** begin RECORDS FOR THIS EXERCISE **

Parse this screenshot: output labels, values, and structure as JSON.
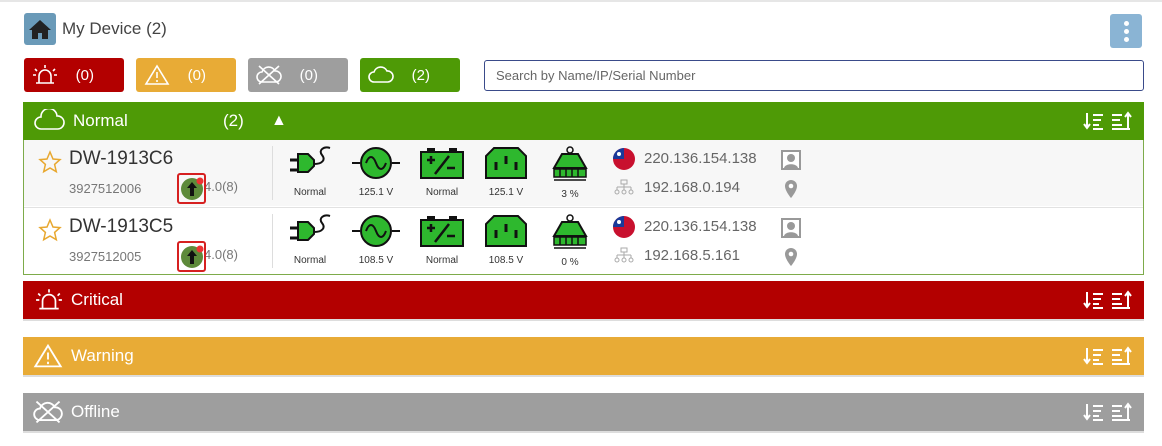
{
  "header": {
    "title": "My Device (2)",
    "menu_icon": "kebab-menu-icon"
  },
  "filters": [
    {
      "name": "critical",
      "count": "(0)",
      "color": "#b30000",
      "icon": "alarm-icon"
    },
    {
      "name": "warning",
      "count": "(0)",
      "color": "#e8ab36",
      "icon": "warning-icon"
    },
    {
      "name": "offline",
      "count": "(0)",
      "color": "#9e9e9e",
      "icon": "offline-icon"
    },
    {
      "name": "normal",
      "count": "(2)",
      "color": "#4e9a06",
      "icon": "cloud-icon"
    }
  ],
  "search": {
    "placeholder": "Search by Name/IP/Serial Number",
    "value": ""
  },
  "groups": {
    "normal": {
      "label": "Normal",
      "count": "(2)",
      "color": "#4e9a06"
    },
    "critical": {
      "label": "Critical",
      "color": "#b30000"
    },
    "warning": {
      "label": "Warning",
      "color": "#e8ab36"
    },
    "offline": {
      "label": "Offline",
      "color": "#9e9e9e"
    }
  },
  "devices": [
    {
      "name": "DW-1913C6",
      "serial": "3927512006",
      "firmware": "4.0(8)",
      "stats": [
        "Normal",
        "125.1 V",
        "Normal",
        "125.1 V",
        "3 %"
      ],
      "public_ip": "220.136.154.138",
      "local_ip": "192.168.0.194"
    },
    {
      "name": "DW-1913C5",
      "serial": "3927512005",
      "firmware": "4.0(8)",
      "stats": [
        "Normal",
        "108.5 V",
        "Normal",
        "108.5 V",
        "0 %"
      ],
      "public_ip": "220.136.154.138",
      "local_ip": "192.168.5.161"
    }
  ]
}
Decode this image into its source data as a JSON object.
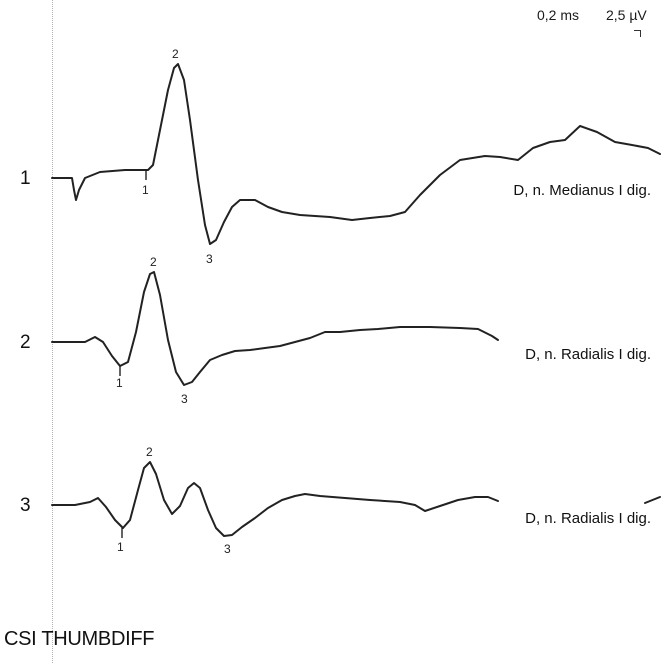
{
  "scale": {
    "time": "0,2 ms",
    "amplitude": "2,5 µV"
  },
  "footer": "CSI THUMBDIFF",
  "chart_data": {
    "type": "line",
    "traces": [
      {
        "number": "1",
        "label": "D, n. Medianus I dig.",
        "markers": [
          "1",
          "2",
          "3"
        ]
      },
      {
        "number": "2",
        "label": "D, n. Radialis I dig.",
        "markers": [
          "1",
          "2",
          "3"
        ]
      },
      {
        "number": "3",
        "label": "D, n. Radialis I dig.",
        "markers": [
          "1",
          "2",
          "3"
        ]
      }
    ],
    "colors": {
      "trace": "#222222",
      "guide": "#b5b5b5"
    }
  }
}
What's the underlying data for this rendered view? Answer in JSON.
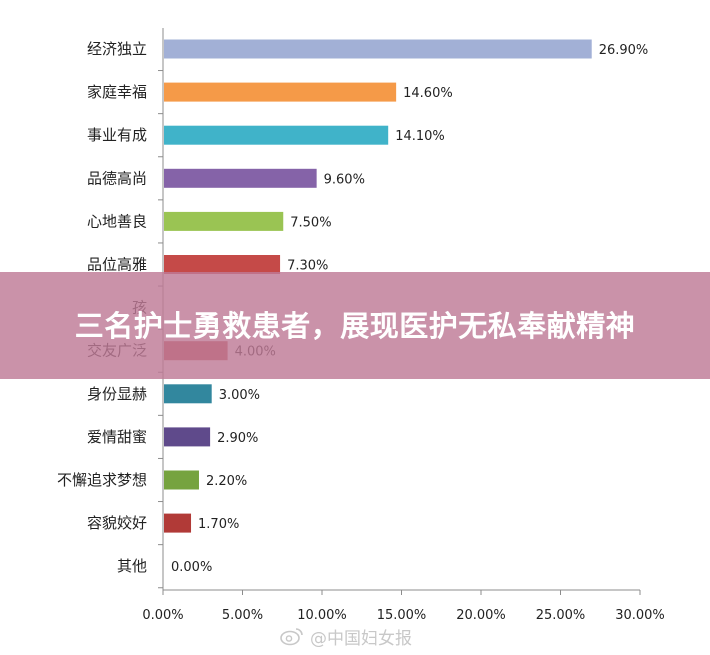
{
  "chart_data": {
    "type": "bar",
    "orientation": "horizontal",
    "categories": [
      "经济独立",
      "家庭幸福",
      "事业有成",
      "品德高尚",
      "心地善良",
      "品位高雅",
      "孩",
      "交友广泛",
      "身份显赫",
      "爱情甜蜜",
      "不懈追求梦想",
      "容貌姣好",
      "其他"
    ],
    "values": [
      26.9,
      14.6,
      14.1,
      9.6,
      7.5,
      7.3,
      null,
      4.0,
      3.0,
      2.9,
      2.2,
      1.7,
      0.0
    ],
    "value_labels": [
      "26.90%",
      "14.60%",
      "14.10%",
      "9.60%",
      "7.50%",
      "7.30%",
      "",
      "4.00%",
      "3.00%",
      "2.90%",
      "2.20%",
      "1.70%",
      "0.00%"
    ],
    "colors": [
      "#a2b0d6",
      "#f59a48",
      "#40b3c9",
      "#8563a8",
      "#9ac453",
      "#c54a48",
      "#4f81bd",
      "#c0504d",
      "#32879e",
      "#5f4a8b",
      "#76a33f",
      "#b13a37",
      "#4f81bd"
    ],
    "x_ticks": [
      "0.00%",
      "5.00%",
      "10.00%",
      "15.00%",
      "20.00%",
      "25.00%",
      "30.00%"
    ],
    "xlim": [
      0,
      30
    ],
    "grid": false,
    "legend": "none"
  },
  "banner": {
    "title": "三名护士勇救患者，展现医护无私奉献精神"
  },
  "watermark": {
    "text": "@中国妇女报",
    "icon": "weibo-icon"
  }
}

** end RECORDS FOR THIS EXERCISE **

◆ **REQUIREMENT**: Transcribe all entries above exactly. Drop the pictures.

◆ **CORRECT RESPONSE**:
Parse this screenshot: output labels, values, and structure as JSON.
{
  "header": {
    "title": "My Device (2)",
    "menu_icon": "kebab-menu-icon"
  },
  "filters": [
    {
      "name": "critical",
      "count": "(0)",
      "color": "#b30000",
      "icon": "alarm-icon"
    },
    {
      "name": "warning",
      "count": "(0)",
      "color": "#e8ab36",
      "icon": "warning-icon"
    },
    {
      "name": "offline",
      "count": "(0)",
      "color": "#9e9e9e",
      "icon": "offline-icon"
    },
    {
      "name": "normal",
      "count": "(2)",
      "color": "#4e9a06",
      "icon": "cloud-icon"
    }
  ],
  "search": {
    "placeholder": "Search by Name/IP/Serial Number",
    "value": ""
  },
  "groups": {
    "normal": {
      "label": "Normal",
      "count": "(2)",
      "color": "#4e9a06"
    },
    "critical": {
      "label": "Critical",
      "color": "#b30000"
    },
    "warning": {
      "label": "Warning",
      "color": "#e8ab36"
    },
    "offline": {
      "label": "Offline",
      "color": "#9e9e9e"
    }
  },
  "devices": [
    {
      "name": "DW-1913C6",
      "serial": "3927512006",
      "firmware": "4.0(8)",
      "stats": [
        "Normal",
        "125.1 V",
        "Normal",
        "125.1 V",
        "3 %"
      ],
      "public_ip": "220.136.154.138",
      "local_ip": "192.168.0.194"
    },
    {
      "name": "DW-1913C5",
      "serial": "3927512005",
      "firmware": "4.0(8)",
      "stats": [
        "Normal",
        "108.5 V",
        "Normal",
        "108.5 V",
        "0 %"
      ],
      "public_ip": "220.136.154.138",
      "local_ip": "192.168.5.161"
    }
  ]
}
Decode this image into its source data as a JSON object.
{
  "scale": {
    "time": "0,2 ms",
    "amplitude": "2,5 µV"
  },
  "footer": "CSI THUMBDIFF",
  "chart_data": {
    "type": "line",
    "traces": [
      {
        "number": "1",
        "label": "D, n. Medianus I dig.",
        "markers": [
          "1",
          "2",
          "3"
        ]
      },
      {
        "number": "2",
        "label": "D, n. Radialis I dig.",
        "markers": [
          "1",
          "2",
          "3"
        ]
      },
      {
        "number": "3",
        "label": "D, n. Radialis I dig.",
        "markers": [
          "1",
          "2",
          "3"
        ]
      }
    ],
    "colors": {
      "trace": "#222222",
      "guide": "#b5b5b5"
    }
  }
}
What's the underlying data for this rendered view? Answer in JSON.
{
  "chart_data": {
    "type": "bar",
    "orientation": "horizontal",
    "categories": [
      "经济独立",
      "家庭幸福",
      "事业有成",
      "品德高尚",
      "心地善良",
      "品位高雅",
      "孩",
      "交友广泛",
      "身份显赫",
      "爱情甜蜜",
      "不懈追求梦想",
      "容貌姣好",
      "其他"
    ],
    "values": [
      26.9,
      14.6,
      14.1,
      9.6,
      7.5,
      7.3,
      null,
      4.0,
      3.0,
      2.9,
      2.2,
      1.7,
      0.0
    ],
    "value_labels": [
      "26.90%",
      "14.60%",
      "14.10%",
      "9.60%",
      "7.50%",
      "7.30%",
      "",
      "4.00%",
      "3.00%",
      "2.90%",
      "2.20%",
      "1.70%",
      "0.00%"
    ],
    "colors": [
      "#a2b0d6",
      "#f59a48",
      "#40b3c9",
      "#8563a8",
      "#9ac453",
      "#c54a48",
      "#4f81bd",
      "#c0504d",
      "#32879e",
      "#5f4a8b",
      "#76a33f",
      "#b13a37",
      "#4f81bd"
    ],
    "x_ticks": [
      "0.00%",
      "5.00%",
      "10.00%",
      "15.00%",
      "20.00%",
      "25.00%",
      "30.00%"
    ],
    "xlim": [
      0,
      30
    ],
    "grid": false,
    "legend": "none"
  },
  "banner": {
    "title": "三名护士勇救患者，展现医护无私奉献精神"
  },
  "watermark": {
    "text": "@中国妇女报",
    "icon": "weibo-icon"
  }
}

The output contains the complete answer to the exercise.